## DIRECTIONS:
Quote the records that follow in full and exactly; leave out the pictures.

-- start DATA ROWS --

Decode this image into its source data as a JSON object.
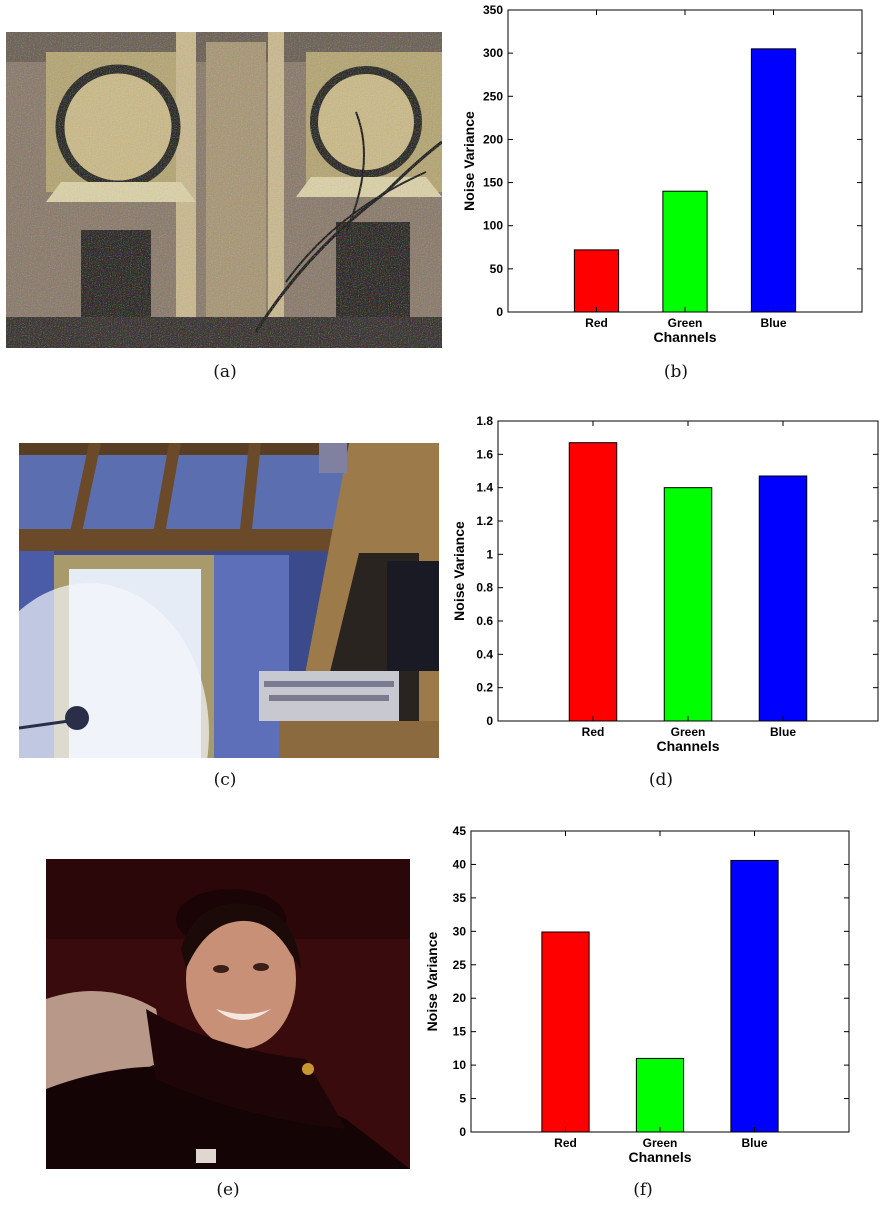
{
  "captions": [
    "(a)",
    "(b)",
    "(c)",
    "(d)",
    "(e)",
    "(f)"
  ],
  "chart_data": [
    {
      "type": "bar",
      "categories": [
        "Red",
        "Green",
        "Blue"
      ],
      "values": [
        72,
        140,
        305
      ],
      "colors": [
        "#ff0000",
        "#00ff00",
        "#0000ff"
      ],
      "xlabel": "Channels",
      "ylabel": "Noise Variance",
      "ylim": [
        0,
        350
      ],
      "yticks": [
        0,
        50,
        100,
        150,
        200,
        250,
        300,
        350
      ],
      "ytick_labels": [
        "0",
        "50",
        "100",
        "150",
        "200",
        "250",
        "300",
        "350"
      ],
      "grid": false
    },
    {
      "type": "bar",
      "categories": [
        "Red",
        "Green",
        "Blue"
      ],
      "values": [
        1.67,
        1.4,
        1.47
      ],
      "colors": [
        "#ff0000",
        "#00ff00",
        "#0000ff"
      ],
      "xlabel": "Channels",
      "ylabel": "Noise Variance",
      "ylim": [
        0,
        1.8
      ],
      "yticks": [
        0,
        0.2,
        0.4,
        0.6,
        0.8,
        1,
        1.2,
        1.4,
        1.6,
        1.8
      ],
      "ytick_labels": [
        "0",
        "0.2",
        "0.4",
        "0.6",
        "0.8",
        "1",
        "1.2",
        "1.4",
        "1.6",
        "1.8"
      ],
      "grid": false
    },
    {
      "type": "bar",
      "categories": [
        "Red",
        "Green",
        "Blue"
      ],
      "values": [
        29.9,
        11,
        40.6
      ],
      "colors": [
        "#ff0000",
        "#00ff00",
        "#0000ff"
      ],
      "xlabel": "Channels",
      "ylabel": "Noise Variance",
      "ylim": [
        0,
        45
      ],
      "yticks": [
        0,
        5,
        10,
        15,
        20,
        25,
        30,
        35,
        40,
        45
      ],
      "ytick_labels": [
        "0",
        "5",
        "10",
        "15",
        "20",
        "25",
        "30",
        "35",
        "40",
        "45"
      ],
      "grid": false
    }
  ]
}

-- end DATA ROWS --

## CORRECT ANSWER:
Decode this image into its source data as a JSON object.
{
  "captions": [
    "(a)",
    "(b)",
    "(c)",
    "(d)",
    "(e)",
    "(f)"
  ],
  "chart_data": [
    {
      "type": "bar",
      "categories": [
        "Red",
        "Green",
        "Blue"
      ],
      "values": [
        72,
        140,
        305
      ],
      "colors": [
        "#ff0000",
        "#00ff00",
        "#0000ff"
      ],
      "xlabel": "Channels",
      "ylabel": "Noise Variance",
      "ylim": [
        0,
        350
      ],
      "yticks": [
        0,
        50,
        100,
        150,
        200,
        250,
        300,
        350
      ],
      "ytick_labels": [
        "0",
        "50",
        "100",
        "150",
        "200",
        "250",
        "300",
        "350"
      ],
      "grid": false
    },
    {
      "type": "bar",
      "categories": [
        "Red",
        "Green",
        "Blue"
      ],
      "values": [
        1.67,
        1.4,
        1.47
      ],
      "colors": [
        "#ff0000",
        "#00ff00",
        "#0000ff"
      ],
      "xlabel": "Channels",
      "ylabel": "Noise Variance",
      "ylim": [
        0,
        1.8
      ],
      "yticks": [
        0,
        0.2,
        0.4,
        0.6,
        0.8,
        1,
        1.2,
        1.4,
        1.6,
        1.8
      ],
      "ytick_labels": [
        "0",
        "0.2",
        "0.4",
        "0.6",
        "0.8",
        "1",
        "1.2",
        "1.4",
        "1.6",
        "1.8"
      ],
      "grid": false
    },
    {
      "type": "bar",
      "categories": [
        "Red",
        "Green",
        "Blue"
      ],
      "values": [
        29.9,
        11,
        40.6
      ],
      "colors": [
        "#ff0000",
        "#00ff00",
        "#0000ff"
      ],
      "xlabel": "Channels",
      "ylabel": "Noise Variance",
      "ylim": [
        0,
        45
      ],
      "yticks": [
        0,
        5,
        10,
        15,
        20,
        25,
        30,
        35,
        40,
        45
      ],
      "ytick_labels": [
        "0",
        "5",
        "10",
        "15",
        "20",
        "25",
        "30",
        "35",
        "40",
        "45"
      ],
      "grid": false
    }
  ]
}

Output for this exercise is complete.